◆ **The problem**
Collect each line of the entries that holds the string "Index".

──────────

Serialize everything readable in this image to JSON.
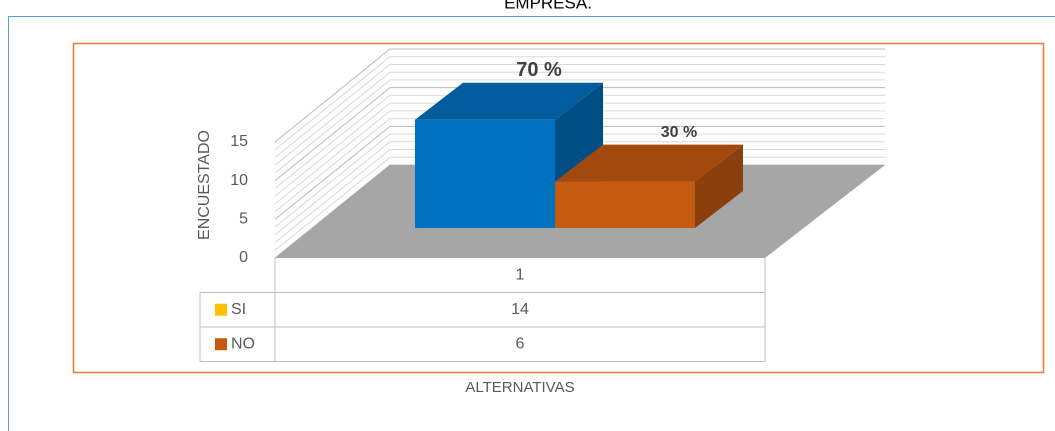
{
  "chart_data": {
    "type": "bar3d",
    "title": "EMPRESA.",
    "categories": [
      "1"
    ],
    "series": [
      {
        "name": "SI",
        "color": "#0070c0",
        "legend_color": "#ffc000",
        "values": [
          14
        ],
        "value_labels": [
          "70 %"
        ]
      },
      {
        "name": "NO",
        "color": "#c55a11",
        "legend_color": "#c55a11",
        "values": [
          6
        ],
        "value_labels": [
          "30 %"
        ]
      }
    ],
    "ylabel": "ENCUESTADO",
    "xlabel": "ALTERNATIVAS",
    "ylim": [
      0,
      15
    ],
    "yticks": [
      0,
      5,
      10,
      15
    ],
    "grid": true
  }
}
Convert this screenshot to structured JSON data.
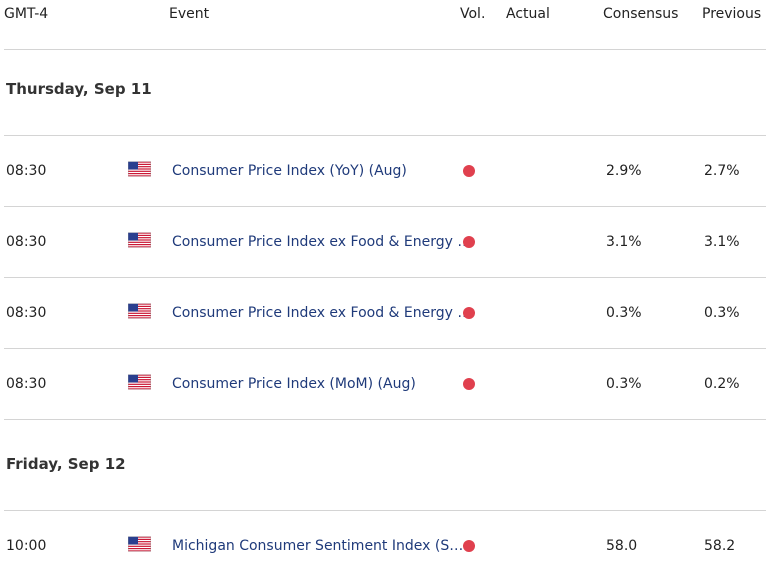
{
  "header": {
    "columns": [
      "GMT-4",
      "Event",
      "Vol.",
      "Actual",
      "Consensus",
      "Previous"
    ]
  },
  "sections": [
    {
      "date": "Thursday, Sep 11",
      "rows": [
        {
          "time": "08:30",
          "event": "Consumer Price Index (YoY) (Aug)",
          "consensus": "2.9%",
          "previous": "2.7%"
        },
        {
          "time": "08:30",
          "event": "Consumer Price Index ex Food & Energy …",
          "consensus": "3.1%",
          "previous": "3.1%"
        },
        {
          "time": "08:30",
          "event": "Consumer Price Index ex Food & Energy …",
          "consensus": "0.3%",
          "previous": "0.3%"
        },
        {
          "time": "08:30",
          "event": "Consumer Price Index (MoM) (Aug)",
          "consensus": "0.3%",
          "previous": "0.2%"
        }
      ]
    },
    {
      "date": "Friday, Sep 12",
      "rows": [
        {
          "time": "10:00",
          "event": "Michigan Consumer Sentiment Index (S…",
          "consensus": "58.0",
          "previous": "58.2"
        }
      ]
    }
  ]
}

──────────

◆ **Task answer**
          "event": "Consumer Price Index (YoY) (Aug)",
          "event": "Consumer Price Index ex Food & Energy …",
          "event": "Consumer Price Index ex Food & Energy …",
          "event": "Consumer Price Index (MoM) (Aug)",
          "event": "Michigan Consumer Sentiment Index (S…",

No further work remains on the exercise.